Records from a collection

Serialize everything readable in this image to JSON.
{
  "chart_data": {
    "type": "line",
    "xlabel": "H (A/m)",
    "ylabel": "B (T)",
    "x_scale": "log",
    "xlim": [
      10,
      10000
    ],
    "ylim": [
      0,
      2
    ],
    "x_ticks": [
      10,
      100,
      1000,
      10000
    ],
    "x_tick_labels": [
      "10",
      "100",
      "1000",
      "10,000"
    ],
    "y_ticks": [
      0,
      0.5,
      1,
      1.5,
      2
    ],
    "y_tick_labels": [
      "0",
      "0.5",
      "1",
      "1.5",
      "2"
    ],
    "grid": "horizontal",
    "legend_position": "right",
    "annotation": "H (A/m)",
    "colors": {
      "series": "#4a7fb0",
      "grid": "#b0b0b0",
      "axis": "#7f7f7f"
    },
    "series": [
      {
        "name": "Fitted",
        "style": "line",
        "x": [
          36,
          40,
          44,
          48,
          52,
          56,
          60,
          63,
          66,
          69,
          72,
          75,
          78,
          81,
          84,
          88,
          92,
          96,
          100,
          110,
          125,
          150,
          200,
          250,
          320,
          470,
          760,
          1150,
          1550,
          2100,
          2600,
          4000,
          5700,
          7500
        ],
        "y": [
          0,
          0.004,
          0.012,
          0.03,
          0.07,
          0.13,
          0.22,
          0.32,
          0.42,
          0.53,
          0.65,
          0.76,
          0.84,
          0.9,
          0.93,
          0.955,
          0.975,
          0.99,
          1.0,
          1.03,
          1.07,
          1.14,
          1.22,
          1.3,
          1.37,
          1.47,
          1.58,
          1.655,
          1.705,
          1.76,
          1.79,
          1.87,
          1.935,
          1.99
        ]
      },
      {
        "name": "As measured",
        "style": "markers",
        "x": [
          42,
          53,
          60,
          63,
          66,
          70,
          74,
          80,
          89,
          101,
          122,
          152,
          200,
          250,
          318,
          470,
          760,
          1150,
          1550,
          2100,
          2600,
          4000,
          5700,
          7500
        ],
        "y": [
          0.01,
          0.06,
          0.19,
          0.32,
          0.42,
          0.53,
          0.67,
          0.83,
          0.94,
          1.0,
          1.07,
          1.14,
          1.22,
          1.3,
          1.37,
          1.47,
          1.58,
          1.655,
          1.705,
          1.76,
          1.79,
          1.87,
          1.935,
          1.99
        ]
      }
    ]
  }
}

◆ Task details: Reproduce every record above exactly as it appears.

◆ Reply:
Serialize everything readable in this image to JSON.
{
  "chart_data": {
    "type": "line",
    "xlabel": "H (A/m)",
    "ylabel": "B (T)",
    "x_scale": "log",
    "xlim": [
      10,
      10000
    ],
    "ylim": [
      0,
      2
    ],
    "x_ticks": [
      10,
      100,
      1000,
      10000
    ],
    "x_tick_labels": [
      "10",
      "100",
      "1000",
      "10,000"
    ],
    "y_ticks": [
      0,
      0.5,
      1,
      1.5,
      2
    ],
    "y_tick_labels": [
      "0",
      "0.5",
      "1",
      "1.5",
      "2"
    ],
    "grid": "horizontal",
    "legend_position": "right",
    "annotation": "H (A/m)",
    "colors": {
      "series": "#4a7fb0",
      "grid": "#b0b0b0",
      "axis": "#7f7f7f"
    },
    "series": [
      {
        "name": "Fitted",
        "style": "line",
        "x": [
          36,
          40,
          44,
          48,
          52,
          56,
          60,
          63,
          66,
          69,
          72,
          75,
          78,
          81,
          84,
          88,
          92,
          96,
          100,
          110,
          125,
          150,
          200,
          250,
          320,
          470,
          760,
          1150,
          1550,
          2100,
          2600,
          4000,
          5700,
          7500
        ],
        "y": [
          0,
          0.004,
          0.012,
          0.03,
          0.07,
          0.13,
          0.22,
          0.32,
          0.42,
          0.53,
          0.65,
          0.76,
          0.84,
          0.9,
          0.93,
          0.955,
          0.975,
          0.99,
          1.0,
          1.03,
          1.07,
          1.14,
          1.22,
          1.3,
          1.37,
          1.47,
          1.58,
          1.655,
          1.705,
          1.76,
          1.79,
          1.87,
          1.935,
          1.99
        ]
      },
      {
        "name": "As measured",
        "style": "markers",
        "x": [
          42,
          53,
          60,
          63,
          66,
          70,
          74,
          80,
          89,
          101,
          122,
          152,
          200,
          250,
          318,
          470,
          760,
          1150,
          1550,
          2100,
          2600,
          4000,
          5700,
          7500
        ],
        "y": [
          0.01,
          0.06,
          0.19,
          0.32,
          0.42,
          0.53,
          0.67,
          0.83,
          0.94,
          1.0,
          1.07,
          1.14,
          1.22,
          1.3,
          1.37,
          1.47,
          1.58,
          1.655,
          1.705,
          1.76,
          1.79,
          1.87,
          1.935,
          1.99
        ]
      }
    ]
  }
}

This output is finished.